*** DATA LISTING

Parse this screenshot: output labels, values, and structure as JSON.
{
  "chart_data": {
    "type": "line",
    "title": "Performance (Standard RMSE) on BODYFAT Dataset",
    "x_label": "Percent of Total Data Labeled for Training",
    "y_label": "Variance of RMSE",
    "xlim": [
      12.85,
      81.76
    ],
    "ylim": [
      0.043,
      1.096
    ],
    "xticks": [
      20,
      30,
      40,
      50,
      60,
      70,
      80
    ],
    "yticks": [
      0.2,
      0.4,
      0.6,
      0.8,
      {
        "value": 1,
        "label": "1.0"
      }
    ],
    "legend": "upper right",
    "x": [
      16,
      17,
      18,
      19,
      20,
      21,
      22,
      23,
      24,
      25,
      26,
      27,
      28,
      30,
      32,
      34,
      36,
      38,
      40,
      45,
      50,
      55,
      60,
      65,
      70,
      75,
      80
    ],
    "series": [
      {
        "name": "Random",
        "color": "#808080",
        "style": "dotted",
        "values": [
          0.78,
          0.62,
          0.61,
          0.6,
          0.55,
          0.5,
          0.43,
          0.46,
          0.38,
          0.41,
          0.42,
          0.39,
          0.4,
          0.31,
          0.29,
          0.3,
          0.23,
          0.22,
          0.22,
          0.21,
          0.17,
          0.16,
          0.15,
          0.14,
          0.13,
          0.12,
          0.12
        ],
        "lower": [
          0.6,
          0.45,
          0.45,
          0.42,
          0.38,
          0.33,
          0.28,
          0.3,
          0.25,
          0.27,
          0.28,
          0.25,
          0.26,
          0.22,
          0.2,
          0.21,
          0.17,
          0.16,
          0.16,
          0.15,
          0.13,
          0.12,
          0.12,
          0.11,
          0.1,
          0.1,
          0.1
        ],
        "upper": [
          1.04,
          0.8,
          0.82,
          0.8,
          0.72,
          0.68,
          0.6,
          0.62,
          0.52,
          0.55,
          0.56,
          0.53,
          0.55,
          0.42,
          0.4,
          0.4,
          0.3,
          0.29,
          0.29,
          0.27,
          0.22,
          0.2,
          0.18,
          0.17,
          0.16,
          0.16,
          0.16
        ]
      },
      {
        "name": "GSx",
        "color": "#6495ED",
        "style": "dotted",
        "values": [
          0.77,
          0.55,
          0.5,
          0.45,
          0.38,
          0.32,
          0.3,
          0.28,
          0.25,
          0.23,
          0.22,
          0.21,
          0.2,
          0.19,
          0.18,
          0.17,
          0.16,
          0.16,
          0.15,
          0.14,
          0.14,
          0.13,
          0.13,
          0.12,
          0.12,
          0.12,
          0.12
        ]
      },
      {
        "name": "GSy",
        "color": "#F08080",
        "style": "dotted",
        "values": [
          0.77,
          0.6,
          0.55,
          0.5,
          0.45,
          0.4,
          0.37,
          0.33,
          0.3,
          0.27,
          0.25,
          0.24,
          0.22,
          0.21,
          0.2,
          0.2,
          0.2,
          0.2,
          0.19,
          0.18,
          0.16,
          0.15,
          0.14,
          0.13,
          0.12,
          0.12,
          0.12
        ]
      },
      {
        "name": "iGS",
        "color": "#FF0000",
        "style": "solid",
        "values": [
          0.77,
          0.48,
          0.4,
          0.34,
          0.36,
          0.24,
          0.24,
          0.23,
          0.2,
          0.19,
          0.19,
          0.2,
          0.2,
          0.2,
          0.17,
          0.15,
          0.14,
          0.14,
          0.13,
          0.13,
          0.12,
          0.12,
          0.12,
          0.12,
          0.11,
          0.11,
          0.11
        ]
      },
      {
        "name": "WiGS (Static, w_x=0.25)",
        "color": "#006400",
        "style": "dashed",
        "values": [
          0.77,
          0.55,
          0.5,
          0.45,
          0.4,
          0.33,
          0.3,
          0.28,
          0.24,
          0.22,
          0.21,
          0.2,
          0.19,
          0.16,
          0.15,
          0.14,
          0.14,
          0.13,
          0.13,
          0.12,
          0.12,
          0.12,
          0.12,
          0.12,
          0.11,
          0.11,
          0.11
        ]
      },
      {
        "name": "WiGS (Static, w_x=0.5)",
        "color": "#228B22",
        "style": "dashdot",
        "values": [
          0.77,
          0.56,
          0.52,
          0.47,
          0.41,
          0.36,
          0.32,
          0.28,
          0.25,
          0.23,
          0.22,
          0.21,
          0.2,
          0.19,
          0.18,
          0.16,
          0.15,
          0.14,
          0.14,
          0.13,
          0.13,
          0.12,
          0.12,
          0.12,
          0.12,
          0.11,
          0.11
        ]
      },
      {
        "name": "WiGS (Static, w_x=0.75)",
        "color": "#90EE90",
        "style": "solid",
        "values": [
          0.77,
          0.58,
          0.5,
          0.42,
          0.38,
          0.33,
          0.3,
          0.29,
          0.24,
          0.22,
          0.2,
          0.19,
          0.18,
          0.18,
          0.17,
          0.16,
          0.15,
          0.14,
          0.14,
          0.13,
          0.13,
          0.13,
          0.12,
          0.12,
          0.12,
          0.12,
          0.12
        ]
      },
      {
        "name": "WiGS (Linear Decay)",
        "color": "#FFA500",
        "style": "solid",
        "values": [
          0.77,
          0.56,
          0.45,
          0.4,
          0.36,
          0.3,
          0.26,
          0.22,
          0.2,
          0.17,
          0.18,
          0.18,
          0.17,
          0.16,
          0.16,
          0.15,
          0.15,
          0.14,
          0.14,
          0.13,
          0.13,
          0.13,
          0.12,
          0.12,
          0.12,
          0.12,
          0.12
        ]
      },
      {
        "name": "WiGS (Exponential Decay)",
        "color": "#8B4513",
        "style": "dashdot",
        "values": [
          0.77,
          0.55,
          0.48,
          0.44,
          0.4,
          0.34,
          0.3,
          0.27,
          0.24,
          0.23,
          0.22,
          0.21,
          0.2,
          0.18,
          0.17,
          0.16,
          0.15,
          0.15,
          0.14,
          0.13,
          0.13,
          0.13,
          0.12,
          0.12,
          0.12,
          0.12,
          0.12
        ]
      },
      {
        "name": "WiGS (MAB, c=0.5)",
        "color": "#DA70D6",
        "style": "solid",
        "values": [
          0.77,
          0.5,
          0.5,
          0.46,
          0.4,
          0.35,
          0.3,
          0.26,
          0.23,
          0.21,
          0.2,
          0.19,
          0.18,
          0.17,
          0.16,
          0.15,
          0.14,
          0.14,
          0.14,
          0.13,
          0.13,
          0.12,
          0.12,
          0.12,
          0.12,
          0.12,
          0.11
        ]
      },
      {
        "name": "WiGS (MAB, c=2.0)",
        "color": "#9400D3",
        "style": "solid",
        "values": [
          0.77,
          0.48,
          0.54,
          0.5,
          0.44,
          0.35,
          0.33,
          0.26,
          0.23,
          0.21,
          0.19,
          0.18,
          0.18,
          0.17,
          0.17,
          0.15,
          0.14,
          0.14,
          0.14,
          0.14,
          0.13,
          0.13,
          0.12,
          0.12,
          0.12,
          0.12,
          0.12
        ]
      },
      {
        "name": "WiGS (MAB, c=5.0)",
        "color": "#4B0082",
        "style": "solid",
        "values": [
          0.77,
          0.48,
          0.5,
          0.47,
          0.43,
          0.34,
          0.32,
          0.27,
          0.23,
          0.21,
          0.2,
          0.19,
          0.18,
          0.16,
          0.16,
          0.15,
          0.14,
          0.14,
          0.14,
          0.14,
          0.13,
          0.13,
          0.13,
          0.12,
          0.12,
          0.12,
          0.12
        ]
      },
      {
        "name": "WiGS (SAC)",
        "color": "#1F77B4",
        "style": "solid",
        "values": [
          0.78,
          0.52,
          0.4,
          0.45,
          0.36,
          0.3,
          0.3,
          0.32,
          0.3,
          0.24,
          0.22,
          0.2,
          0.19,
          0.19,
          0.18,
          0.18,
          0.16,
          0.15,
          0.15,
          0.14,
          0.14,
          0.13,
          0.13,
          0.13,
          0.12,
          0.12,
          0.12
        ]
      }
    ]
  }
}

******

* **GIVEN PROBLEM**: Find each line holding "Decay". Copy it out.

* **REPLY TO THE TASK**:
        "name": "WiGS (Linear Decay)",
        "name": "WiGS (Exponential Decay)",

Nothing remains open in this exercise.